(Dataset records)
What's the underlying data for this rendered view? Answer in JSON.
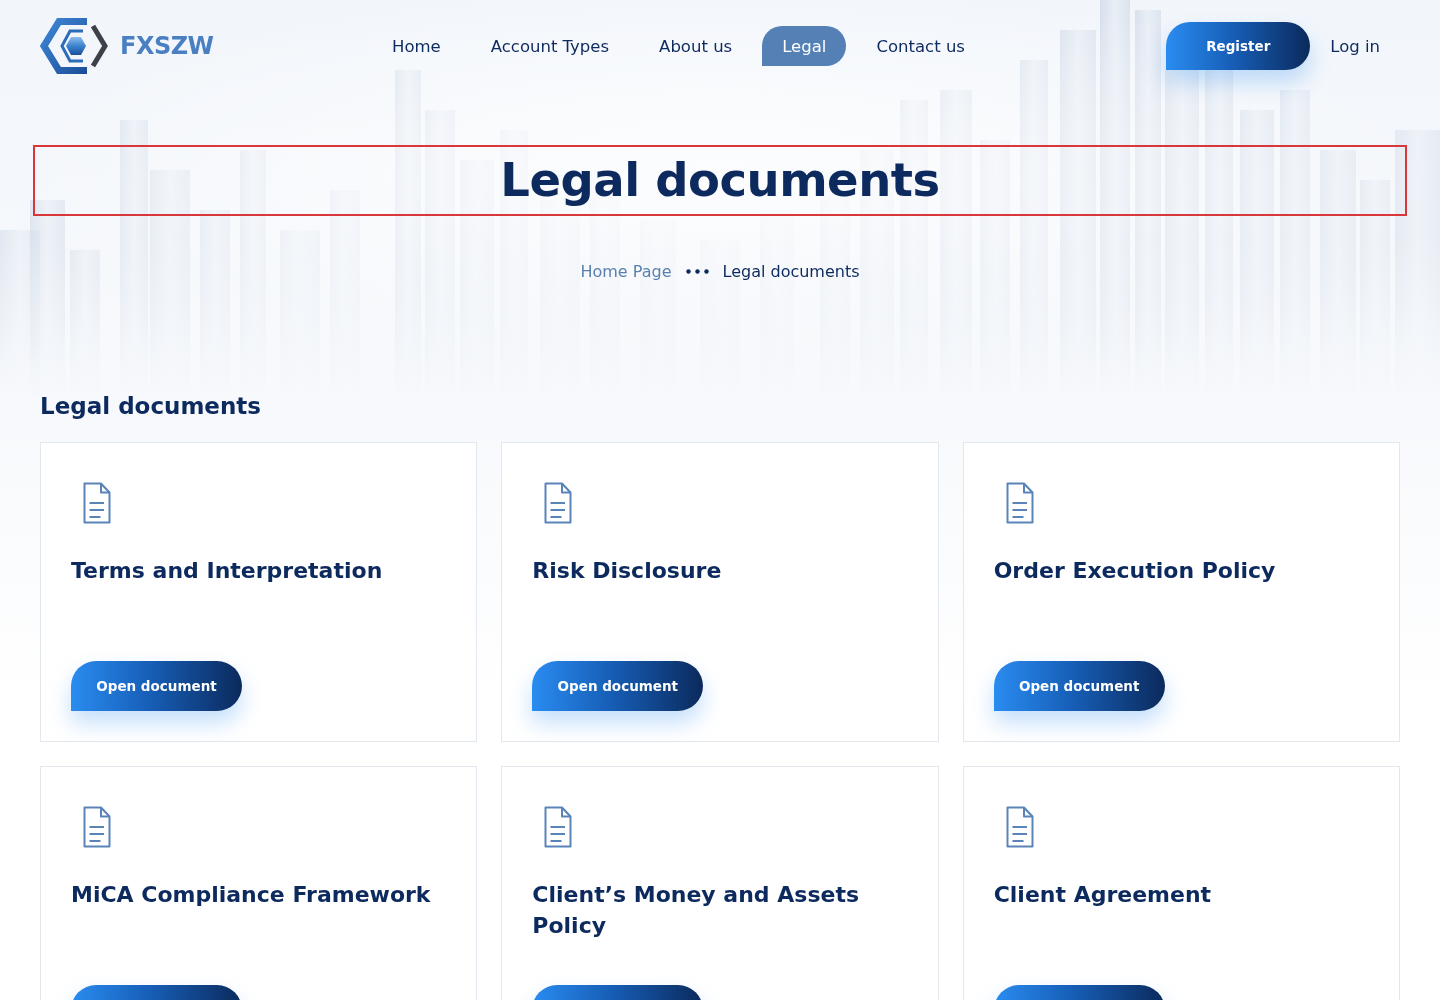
{
  "header": {
    "logo": "FXSZW",
    "nav": [
      {
        "label": "Home",
        "selected": false
      },
      {
        "label": "Account Types",
        "selected": false
      },
      {
        "label": "About us",
        "selected": false
      },
      {
        "label": "Legal",
        "selected": true
      },
      {
        "label": "Contact us",
        "selected": false
      }
    ],
    "register": "Register",
    "login": "Log in"
  },
  "hero": {
    "title": "Legal documents",
    "highlighted": true,
    "breadcrumb": [
      {
        "label": "Home Page",
        "current": false
      },
      {
        "label": "Legal documents",
        "current": true
      }
    ]
  },
  "documents": {
    "heading": "Legal documents",
    "cards": [
      {
        "title": "Terms and Interpretation",
        "button": "Open document"
      },
      {
        "title": "Risk Disclosure",
        "button": "Open document"
      },
      {
        "title": "Order Execution Policy",
        "button": "Open document"
      },
      {
        "title": "MiCA Compliance Framework"
      },
      {
        "title": "Client’s Money and Assets Policy"
      },
      {
        "title": "Client Agreement"
      }
    ]
  }
}
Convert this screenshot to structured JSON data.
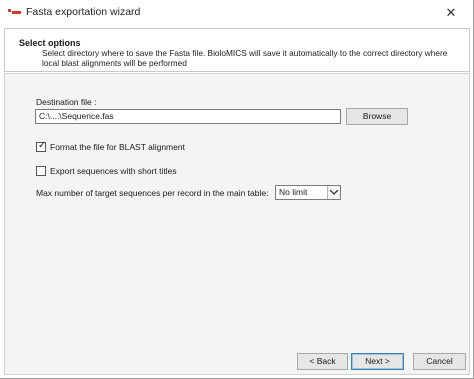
{
  "window": {
    "title": "Fasta exportation wizard",
    "close_glyph": "✕",
    "accent_color": "#d9382c"
  },
  "header": {
    "title": "Select options",
    "description": "Select directory where to save the Fasta file. BioloMICS will save it automatically to the correct directory where local blast alignments will be performed"
  },
  "form": {
    "destination_label": "Destination file :",
    "destination_value": "C:\\....\\Sequence.fas",
    "browse_label": "Browse",
    "format_blast": {
      "label": "Format the file for BLAST alignment",
      "checked": true
    },
    "short_titles": {
      "label": "Export sequences with short titles",
      "checked": false
    },
    "max_targets_label": "Max number of target sequences per record in the main table:",
    "max_targets_value": "No limit"
  },
  "footer": {
    "back_label": "< Back",
    "next_label": "Next >",
    "cancel_label": "Cancel"
  }
}
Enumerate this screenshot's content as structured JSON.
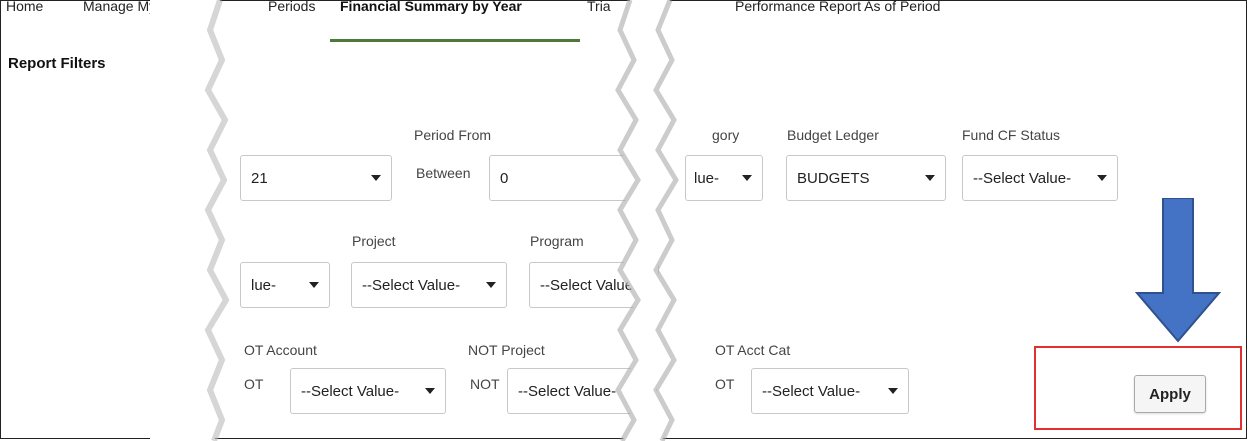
{
  "tabs": [
    {
      "label": "Home"
    },
    {
      "label": "Manage My B"
    },
    {
      "label": "Periods"
    },
    {
      "label": "Financial Summary by Year"
    },
    {
      "label": "Tria"
    },
    {
      "label": "Performance Report As of Period"
    }
  ],
  "report_filters": "Report Filters",
  "row1": {
    "fiscal_year_value": "21",
    "period_from_label": "Period From",
    "between_label": "Between",
    "period_from_value": "0",
    "account_category_label_fragment": "gory",
    "account_category_value": "lue-",
    "budget_ledger_label": "Budget Ledger",
    "budget_ledger_value": "BUDGETS",
    "fund_cf_status_label": "Fund CF Status",
    "fund_cf_status_value": "--Select Value-"
  },
  "row2": {
    "first_value": "lue-",
    "project_label": "Project",
    "project_value": "--Select Value-",
    "program_label": "Program",
    "program_value": "--Select Value"
  },
  "row3": {
    "not_account_label": "OT Account",
    "not_prefix_1": "OT",
    "not_account_value": "--Select Value-",
    "not_project_label": "NOT Project",
    "not_prefix_2": "NOT",
    "not_project_value": "--Select Value-",
    "not_acct_cat_label": "OT Acct Cat",
    "not_prefix_3": "OT",
    "not_acct_cat_value": "--Select Value-"
  },
  "apply_label": "Apply",
  "colors": {
    "accent_underline": "#4d7a3a",
    "highlight_box": "#e03030",
    "arrow": "#4472c4"
  },
  "icons": [
    "dropdown-caret-icon",
    "down-arrow-icon"
  ]
}
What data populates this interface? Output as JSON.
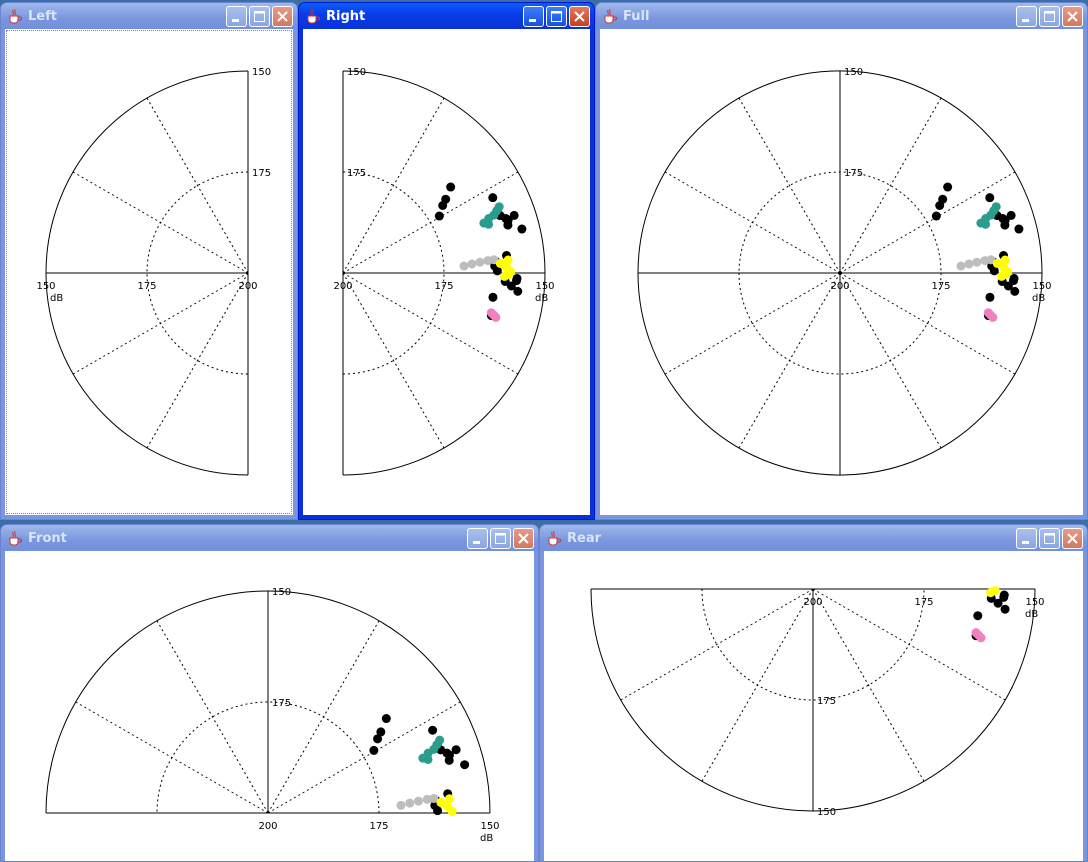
{
  "windows": {
    "left": {
      "title": "Left"
    },
    "right": {
      "title": "Right"
    },
    "full": {
      "title": "Full"
    },
    "front": {
      "title": "Front"
    },
    "rear": {
      "title": "Rear"
    }
  },
  "axis": {
    "unit": "dB",
    "ticks": [
      "150",
      "175",
      "200"
    ]
  },
  "colors": {
    "window_active": "#0831d9",
    "window_inactive": "#7a96df",
    "close_button": "#c5401c",
    "series": {
      "black": "#000000",
      "teal": "#2a9d8f",
      "gray": "#bdbdbd",
      "yellow": "#ffff00",
      "pink": "#f080c0"
    }
  },
  "icons": [
    "java-cup-icon",
    "minimize-icon",
    "maximize-icon",
    "close-icon"
  ],
  "chart_data": {
    "type": "scatter",
    "coordinate_system": "polar",
    "radial_axis": {
      "label": "dB",
      "range": [
        200,
        150
      ],
      "ticks": [
        150,
        175,
        200
      ],
      "inverted": true
    },
    "grid": {
      "radial_rings": [
        175,
        150
      ],
      "spoke_interval_deg": 30,
      "style": "dotted"
    },
    "note_angle": "degrees, 0 = right, counterclockwise",
    "series": [
      {
        "color": "black",
        "points": [
          {
            "angle": 30.6,
            "r": 172.3
          },
          {
            "angle": 34.1,
            "r": 170.2
          },
          {
            "angle": 35.7,
            "r": 168.7
          },
          {
            "angle": 38.6,
            "r": 165.9
          },
          {
            "angle": 26.7,
            "r": 158.5
          },
          {
            "angle": 22.0,
            "r": 158.9
          },
          {
            "angle": 20.1,
            "r": 158.6
          },
          {
            "angle": 18.5,
            "r": 157.5
          },
          {
            "angle": 17.7,
            "r": 157.1
          },
          {
            "angle": 16.2,
            "r": 157.5
          },
          {
            "angle": 18.6,
            "r": 155.3
          },
          {
            "angle": 13.8,
            "r": 154.4
          },
          {
            "angle": 6.1,
            "r": 159.3
          },
          {
            "angle": 4.2,
            "r": 162.0
          },
          {
            "angle": 2.6,
            "r": 162.4
          },
          {
            "angle": 0.8,
            "r": 161.8
          },
          {
            "angle": -1.8,
            "r": 156.9
          },
          {
            "angle": -4.4,
            "r": 158.2
          },
          {
            "angle": -9.2,
            "r": 162.4
          },
          {
            "angle": -16.0,
            "r": 161.8
          },
          {
            "angle": -3.0,
            "r": 159.8
          },
          {
            "angle": -2.5,
            "r": 157.0
          },
          {
            "angle": -6.0,
            "r": 156.5
          }
        ]
      },
      {
        "color": "teal",
        "points": [
          {
            "angle": 19.5,
            "r": 163.0
          },
          {
            "angle": 20.5,
            "r": 161.5
          },
          {
            "angle": 21.0,
            "r": 160.0
          },
          {
            "angle": 22.0,
            "r": 159.0
          },
          {
            "angle": 23.0,
            "r": 158.0
          },
          {
            "angle": 18.5,
            "r": 162.0
          }
        ]
      },
      {
        "color": "gray",
        "points": [
          {
            "angle": 3.3,
            "r": 170.0
          },
          {
            "angle": 4.0,
            "r": 168.0
          },
          {
            "angle": 4.5,
            "r": 166.0
          },
          {
            "angle": 4.9,
            "r": 164.0
          },
          {
            "angle": 5.0,
            "r": 162.5
          }
        ]
      },
      {
        "color": "yellow",
        "points": [
          {
            "angle": 3.5,
            "r": 161.0
          },
          {
            "angle": 2.0,
            "r": 159.5
          },
          {
            "angle": 0.5,
            "r": 158.5
          },
          {
            "angle": -0.5,
            "r": 159.0
          },
          {
            "angle": 4.5,
            "r": 159.0
          },
          {
            "angle": -1.2,
            "r": 160.0
          }
        ]
      },
      {
        "color": "pink",
        "points": [
          {
            "angle": -15.0,
            "r": 162.0
          },
          {
            "angle": -15.6,
            "r": 161.3
          },
          {
            "angle": -16.2,
            "r": 160.6
          }
        ]
      }
    ]
  }
}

Task brief: Keep the pictures out of the copy and return the rest of the data above exactly.

Reply:
What's the underlying data for this rendered view? Answer in JSON.
{
  "header": {
    "logo": "FXSZW",
    "nav": [
      {
        "label": "Home",
        "selected": false
      },
      {
        "label": "Account Types",
        "selected": false
      },
      {
        "label": "About us",
        "selected": false
      },
      {
        "label": "Legal",
        "selected": true
      },
      {
        "label": "Contact us",
        "selected": false
      }
    ],
    "register": "Register",
    "login": "Log in"
  },
  "hero": {
    "title": "Legal documents",
    "highlighted": true,
    "breadcrumb": [
      {
        "label": "Home Page",
        "current": false
      },
      {
        "label": "Legal documents",
        "current": true
      }
    ]
  },
  "documents": {
    "heading": "Legal documents",
    "cards": [
      {
        "title": "Terms and Interpretation",
        "button": "Open document"
      },
      {
        "title": "Risk Disclosure",
        "button": "Open document"
      },
      {
        "title": "Order Execution Policy",
        "button": "Open document"
      },
      {
        "title": "MiCA Compliance Framework"
      },
      {
        "title": "Client’s Money and Assets Policy"
      },
      {
        "title": "Client Agreement"
      }
    ]
  }
}
Convert this screenshot to structured JSON data.
{
  "window": {
    "title": "Fasta exportation wizard",
    "close_glyph": "✕",
    "accent_color": "#d9382c"
  },
  "header": {
    "title": "Select options",
    "description": "Select directory where to save the Fasta file. BioloMICS will save it automatically to the correct directory where local blast alignments will be performed"
  },
  "form": {
    "destination_label": "Destination file :",
    "destination_value": "C:\\....\\Sequence.fas",
    "browse_label": "Browse",
    "format_blast": {
      "label": "Format the file for BLAST alignment",
      "checked": true
    },
    "short_titles": {
      "label": "Export sequences with short titles",
      "checked": false
    },
    "max_targets_label": "Max number of target sequences per record in the main table:",
    "max_targets_value": "No limit"
  },
  "footer": {
    "back_label": "< Back",
    "next_label": "Next >",
    "cancel_label": "Cancel"
  }
}
Enumerate this screenshot's content as structured JSON.
{
  "tabs": [
    {
      "label": "Home"
    },
    {
      "label": "Manage My B"
    },
    {
      "label": "Periods"
    },
    {
      "label": "Financial Summary by Year"
    },
    {
      "label": "Tria"
    },
    {
      "label": "Performance Report As of Period"
    }
  ],
  "report_filters": "Report Filters",
  "row1": {
    "fiscal_year_value": "21",
    "period_from_label": "Period From",
    "between_label": "Between",
    "period_from_value": "0",
    "account_category_label_fragment": "gory",
    "account_category_value": "lue-",
    "budget_ledger_label": "Budget Ledger",
    "budget_ledger_value": "BUDGETS",
    "fund_cf_status_label": "Fund CF Status",
    "fund_cf_status_value": "--Select Value-"
  },
  "row2": {
    "first_value": "lue-",
    "project_label": "Project",
    "project_value": "--Select Value-",
    "program_label": "Program",
    "program_value": "--Select Value"
  },
  "row3": {
    "not_account_label": "OT Account",
    "not_prefix_1": "OT",
    "not_account_value": "--Select Value-",
    "not_project_label": "NOT Project",
    "not_prefix_2": "NOT",
    "not_project_value": "--Select Value-",
    "not_acct_cat_label": "OT Acct Cat",
    "not_prefix_3": "OT",
    "not_acct_cat_value": "--Select Value-"
  },
  "apply_label": "Apply",
  "colors": {
    "accent_underline": "#4d7a3a",
    "highlight_box": "#e03030",
    "arrow": "#4472c4"
  },
  "icons": [
    "dropdown-caret-icon",
    "down-arrow-icon"
  ]
}
What data populates this interface? Output as JSON.
{
  "windows": {
    "left": {
      "title": "Left"
    },
    "right": {
      "title": "Right"
    },
    "full": {
      "title": "Full"
    },
    "front": {
      "title": "Front"
    },
    "rear": {
      "title": "Rear"
    }
  },
  "axis": {
    "unit": "dB",
    "ticks": [
      "150",
      "175",
      "200"
    ]
  },
  "colors": {
    "window_active": "#0831d9",
    "window_inactive": "#7a96df",
    "close_button": "#c5401c",
    "series": {
      "black": "#000000",
      "teal": "#2a9d8f",
      "gray": "#bdbdbd",
      "yellow": "#ffff00",
      "pink": "#f080c0"
    }
  },
  "icons": [
    "java-cup-icon",
    "minimize-icon",
    "maximize-icon",
    "close-icon"
  ],
  "chart_data": {
    "type": "scatter",
    "coordinate_system": "polar",
    "radial_axis": {
      "label": "dB",
      "range": [
        200,
        150
      ],
      "ticks": [
        150,
        175,
        200
      ],
      "inverted": true
    },
    "grid": {
      "radial_rings": [
        175,
        150
      ],
      "spoke_interval_deg": 30,
      "style": "dotted"
    },
    "note_angle": "degrees, 0 = right, counterclockwise",
    "series": [
      {
        "color": "black",
        "points": [
          {
            "angle": 30.6,
            "r": 172.3
          },
          {
            "angle": 34.1,
            "r": 170.2
          },
          {
            "angle": 35.7,
            "r": 168.7
          },
          {
            "angle": 38.6,
            "r": 165.9
          },
          {
            "angle": 26.7,
            "r": 158.5
          },
          {
            "angle": 22.0,
            "r": 158.9
          },
          {
            "angle": 20.1,
            "r": 158.6
          },
          {
            "angle": 18.5,
            "r": 157.5
          },
          {
            "angle": 17.7,
            "r": 157.1
          },
          {
            "angle": 16.2,
            "r": 157.5
          },
          {
            "angle": 18.6,
            "r": 155.3
          },
          {
            "angle": 13.8,
            "r": 154.4
          },
          {
            "angle": 6.1,
            "r": 159.3
          },
          {
            "angle": 4.2,
            "r": 162.0
          },
          {
            "angle": 2.6,
            "r": 162.4
          },
          {
            "angle": 0.8,
            "r": 161.8
          },
          {
            "angle": -1.8,
            "r": 156.9
          },
          {
            "angle": -4.4,
            "r": 158.2
          },
          {
            "angle": -9.2,
            "r": 162.4
          },
          {
            "angle": -16.0,
            "r": 161.8
          },
          {
            "angle": -3.0,
            "r": 159.8
          },
          {
            "angle": -2.5,
            "r": 157.0
          },
          {
            "angle": -6.0,
            "r": 156.5
          }
        ]
      },
      {
        "color": "teal",
        "points": [
          {
            "angle": 19.5,
            "r": 163.0
          },
          {
            "angle": 20.5,
            "r": 161.5
          },
          {
            "angle": 21.0,
            "r": 160.0
          },
          {
            "angle": 22.0,
            "r": 159.0
          },
          {
            "angle": 23.0,
            "r": 158.0
          },
          {
            "angle": 18.5,
            "r": 162.0
          }
        ]
      },
      {
        "color": "gray",
        "points": [
          {
            "angle": 3.3,
            "r": 170.0
          },
          {
            "angle": 4.0,
            "r": 168.0
          },
          {
            "angle": 4.5,
            "r": 166.0
          },
          {
            "angle": 4.9,
            "r": 164.0
          },
          {
            "angle": 5.0,
            "r": 162.5
          }
        ]
      },
      {
        "color": "yellow",
        "points": [
          {
            "angle": 3.5,
            "r": 161.0
          },
          {
            "angle": 2.0,
            "r": 159.5
          },
          {
            "angle": 0.5,
            "r": 158.5
          },
          {
            "angle": -0.5,
            "r": 159.0
          },
          {
            "angle": 4.5,
            "r": 159.0
          },
          {
            "angle": -1.2,
            "r": 160.0
          }
        ]
      },
      {
        "color": "pink",
        "points": [
          {
            "angle": -15.0,
            "r": 162.0
          },
          {
            "angle": -15.6,
            "r": 161.3
          },
          {
            "angle": -16.2,
            "r": 160.6
          }
        ]
      }
    ]
  }
}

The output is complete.